__What this task involves__
Will you output all of the data below exactly, omitting the images?

— Start of Given data —

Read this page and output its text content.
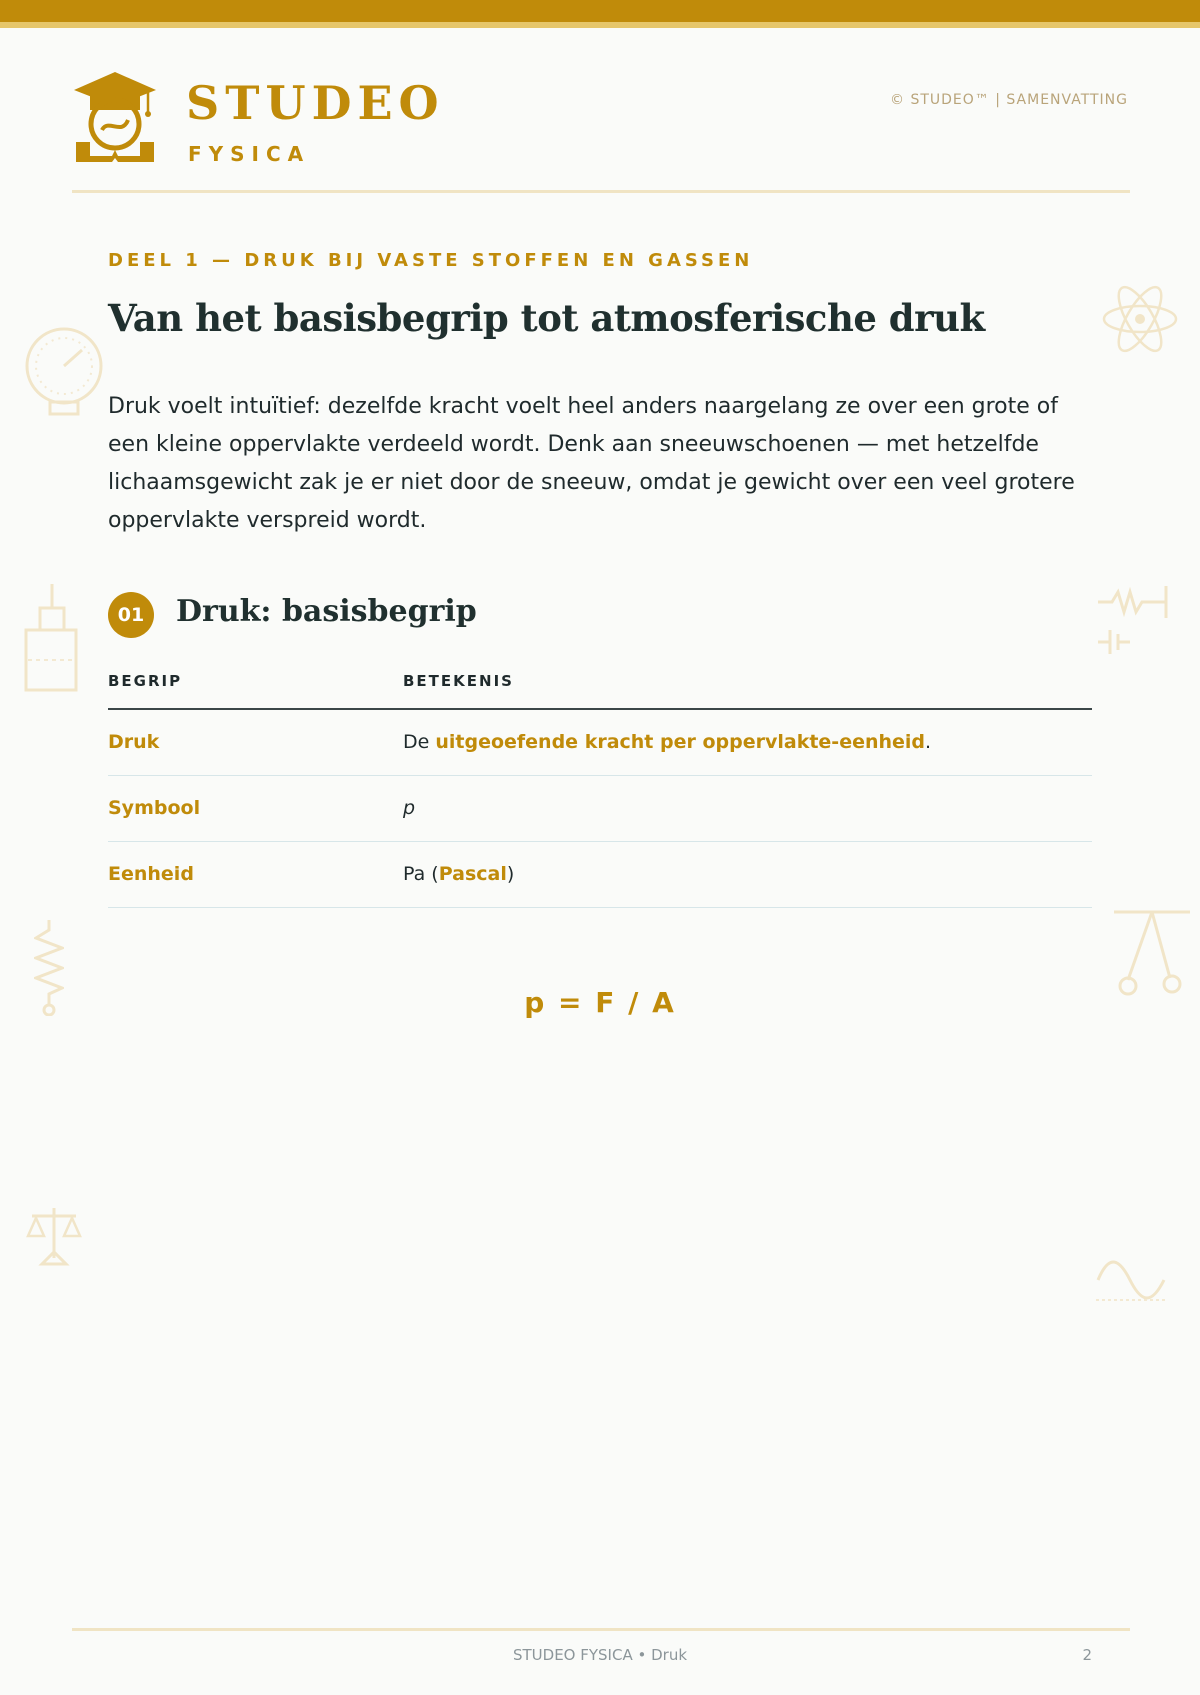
STUDEO
FYSICA
© STUDEO™ | SAMENVATTING
DEEL 1 — DRUK BIJ VASTE STOFFEN EN GASSEN
Van het basisbegrip tot atmosferische druk

Druk voelt intuïtief: dezelfde kracht voelt heel anders naargelang ze over een grote of een kleine oppervlakte verdeeld wordt. Denk aan sneeuwschoenen — met hetzelfde lichaamsgewicht zak je er niet door de sneeuw, omdat je gewicht over een veel grotere oppervlakte verspreid wordt.

01	Druk: basisbegrip
BEGRIP	BETEKENIS
Druk	De uitgeoefende kracht per oppervlakte-eenheid.
Symbool	p
Eenheid	Pa (Pascal)
p = F / A
STUDEO FYSICA • Druk	2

— End of Given data —

__Exercise solution__
Read this page and output its text content.
STUDEO
FYSICA
© STUDEO™ | SAMENVATTING
DEEL 1 — DRUK BIJ VASTE STOFFEN EN GASSEN
Van het basisbegrip tot atmosferische druk

Druk voelt intuïtief: dezelfde kracht voelt heel anders naargelang ze over een grote of een kleine oppervlakte verdeeld wordt. Denk aan sneeuwschoenen — met hetzelfde lichaamsgewicht zak je er niet door de sneeuw, omdat je gewicht over een veel grotere oppervlakte verspreid wordt.

01	Druk: basisbegrip
BEGRIP	BETEKENIS
Druk	De uitgeoefende kracht per oppervlakte-eenheid.
Symbool	p
Eenheid	Pa (Pascal)
p = F / A
STUDEO FYSICA • Druk	2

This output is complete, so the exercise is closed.